Write out the records again, exactly, leaving none out.

### Materials provided
--- begin ---

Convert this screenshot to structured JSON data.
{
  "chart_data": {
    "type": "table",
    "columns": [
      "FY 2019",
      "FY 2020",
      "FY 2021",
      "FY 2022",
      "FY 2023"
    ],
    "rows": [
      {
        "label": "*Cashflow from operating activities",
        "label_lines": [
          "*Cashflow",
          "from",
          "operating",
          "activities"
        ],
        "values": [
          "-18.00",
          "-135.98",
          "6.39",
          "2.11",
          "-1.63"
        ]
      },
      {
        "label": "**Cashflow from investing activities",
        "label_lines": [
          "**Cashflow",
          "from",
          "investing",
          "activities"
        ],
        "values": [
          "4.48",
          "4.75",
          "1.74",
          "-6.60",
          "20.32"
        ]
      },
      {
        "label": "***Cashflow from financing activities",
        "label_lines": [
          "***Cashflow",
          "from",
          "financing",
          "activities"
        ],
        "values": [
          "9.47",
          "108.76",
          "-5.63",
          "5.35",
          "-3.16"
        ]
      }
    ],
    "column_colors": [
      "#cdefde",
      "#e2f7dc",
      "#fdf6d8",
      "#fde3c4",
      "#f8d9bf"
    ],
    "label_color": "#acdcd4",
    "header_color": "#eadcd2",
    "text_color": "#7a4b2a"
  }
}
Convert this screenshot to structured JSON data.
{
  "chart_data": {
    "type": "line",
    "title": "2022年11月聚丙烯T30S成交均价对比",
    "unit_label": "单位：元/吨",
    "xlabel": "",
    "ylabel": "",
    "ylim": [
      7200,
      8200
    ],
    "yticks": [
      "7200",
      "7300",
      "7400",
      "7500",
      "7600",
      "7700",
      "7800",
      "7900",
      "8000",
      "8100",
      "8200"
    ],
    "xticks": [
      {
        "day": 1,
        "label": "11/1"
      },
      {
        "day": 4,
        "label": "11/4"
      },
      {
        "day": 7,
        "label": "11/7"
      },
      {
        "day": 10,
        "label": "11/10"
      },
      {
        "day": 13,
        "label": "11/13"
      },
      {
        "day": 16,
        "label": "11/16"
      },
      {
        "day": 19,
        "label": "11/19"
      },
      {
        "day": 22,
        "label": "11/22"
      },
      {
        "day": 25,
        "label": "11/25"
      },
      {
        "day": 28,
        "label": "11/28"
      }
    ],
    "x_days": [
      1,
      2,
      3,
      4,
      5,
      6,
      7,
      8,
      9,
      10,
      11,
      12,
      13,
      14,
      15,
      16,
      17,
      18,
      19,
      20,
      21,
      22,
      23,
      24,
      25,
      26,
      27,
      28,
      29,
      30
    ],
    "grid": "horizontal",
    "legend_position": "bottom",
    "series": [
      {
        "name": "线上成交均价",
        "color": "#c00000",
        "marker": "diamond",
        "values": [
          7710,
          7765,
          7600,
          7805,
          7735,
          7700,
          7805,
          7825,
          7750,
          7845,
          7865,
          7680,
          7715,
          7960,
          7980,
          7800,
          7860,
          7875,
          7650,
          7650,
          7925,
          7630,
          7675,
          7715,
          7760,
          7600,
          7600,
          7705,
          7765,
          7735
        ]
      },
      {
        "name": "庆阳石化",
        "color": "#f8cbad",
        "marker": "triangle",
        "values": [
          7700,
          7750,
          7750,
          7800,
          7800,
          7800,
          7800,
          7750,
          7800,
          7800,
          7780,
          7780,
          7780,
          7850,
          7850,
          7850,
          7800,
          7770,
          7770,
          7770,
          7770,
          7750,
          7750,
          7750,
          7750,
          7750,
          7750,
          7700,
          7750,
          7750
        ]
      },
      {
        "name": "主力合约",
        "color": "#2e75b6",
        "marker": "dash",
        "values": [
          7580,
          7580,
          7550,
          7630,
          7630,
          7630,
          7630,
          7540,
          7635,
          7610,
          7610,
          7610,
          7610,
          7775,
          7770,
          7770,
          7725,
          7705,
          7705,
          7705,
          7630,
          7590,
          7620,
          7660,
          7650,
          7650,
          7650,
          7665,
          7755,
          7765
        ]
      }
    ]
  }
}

--- end ---

### Result
Convert this screenshot to structured JSON data.
{
  "chart_data": {
    "type": "table",
    "columns": [
      "FY 2019",
      "FY 2020",
      "FY 2021",
      "FY 2022",
      "FY 2023"
    ],
    "rows": [
      {
        "label": "*Cashflow from operating activities",
        "label_lines": [
          "*Cashflow",
          "from",
          "operating",
          "activities"
        ],
        "values": [
          "-18.00",
          "-135.98",
          "6.39",
          "2.11",
          "-1.63"
        ]
      },
      {
        "label": "**Cashflow from investing activities",
        "label_lines": [
          "**Cashflow",
          "from",
          "investing",
          "activities"
        ],
        "values": [
          "4.48",
          "4.75",
          "1.74",
          "-6.60",
          "20.32"
        ]
      },
      {
        "label": "***Cashflow from financing activities",
        "label_lines": [
          "***Cashflow",
          "from",
          "financing",
          "activities"
        ],
        "values": [
          "9.47",
          "108.76",
          "-5.63",
          "5.35",
          "-3.16"
        ]
      }
    ],
    "column_colors": [
      "#cdefde",
      "#e2f7dc",
      "#fdf6d8",
      "#fde3c4",
      "#f8d9bf"
    ],
    "label_color": "#acdcd4",
    "header_color": "#eadcd2",
    "text_color": "#7a4b2a"
  }
}
Convert this screenshot to structured JSON data.
{
  "chart_data": {
    "type": "line",
    "title": "2022年11月聚丙烯T30S成交均价对比",
    "unit_label": "单位：元/吨",
    "xlabel": "",
    "ylabel": "",
    "ylim": [
      7200,
      8200
    ],
    "yticks": [
      "7200",
      "7300",
      "7400",
      "7500",
      "7600",
      "7700",
      "7800",
      "7900",
      "8000",
      "8100",
      "8200"
    ],
    "xticks": [
      {
        "day": 1,
        "label": "11/1"
      },
      {
        "day": 4,
        "label": "11/4"
      },
      {
        "day": 7,
        "label": "11/7"
      },
      {
        "day": 10,
        "label": "11/10"
      },
      {
        "day": 13,
        "label": "11/13"
      },
      {
        "day": 16,
        "label": "11/16"
      },
      {
        "day": 19,
        "label": "11/19"
      },
      {
        "day": 22,
        "label": "11/22"
      },
      {
        "day": 25,
        "label": "11/25"
      },
      {
        "day": 28,
        "label": "11/28"
      }
    ],
    "x_days": [
      1,
      2,
      3,
      4,
      5,
      6,
      7,
      8,
      9,
      10,
      11,
      12,
      13,
      14,
      15,
      16,
      17,
      18,
      19,
      20,
      21,
      22,
      23,
      24,
      25,
      26,
      27,
      28,
      29,
      30
    ],
    "grid": "horizontal",
    "legend_position": "bottom",
    "series": [
      {
        "name": "线上成交均价",
        "color": "#c00000",
        "marker": "diamond",
        "values": [
          7710,
          7765,
          7600,
          7805,
          7735,
          7700,
          7805,
          7825,
          7750,
          7845,
          7865,
          7680,
          7715,
          7960,
          7980,
          7800,
          7860,
          7875,
          7650,
          7650,
          7925,
          7630,
          7675,
          7715,
          7760,
          7600,
          7600,
          7705,
          7765,
          7735
        ]
      },
      {
        "name": "庆阳石化",
        "color": "#f8cbad",
        "marker": "triangle",
        "values": [
          7700,
          7750,
          7750,
          7800,
          7800,
          7800,
          7800,
          7750,
          7800,
          7800,
          7780,
          7780,
          7780,
          7850,
          7850,
          7850,
          7800,
          7770,
          7770,
          7770,
          7770,
          7750,
          7750,
          7750,
          7750,
          7750,
          7750,
          7700,
          7750,
          7750
        ]
      },
      {
        "name": "主力合约",
        "color": "#2e75b6",
        "marker": "dash",
        "values": [
          7580,
          7580,
          7550,
          7630,
          7630,
          7630,
          7630,
          7540,
          7635,
          7610,
          7610,
          7610,
          7610,
          7775,
          7770,
          7770,
          7725,
          7705,
          7705,
          7705,
          7630,
          7590,
          7620,
          7660,
          7650,
          7650,
          7650,
          7665,
          7755,
          7765
        ]
      }
    ]
  }
}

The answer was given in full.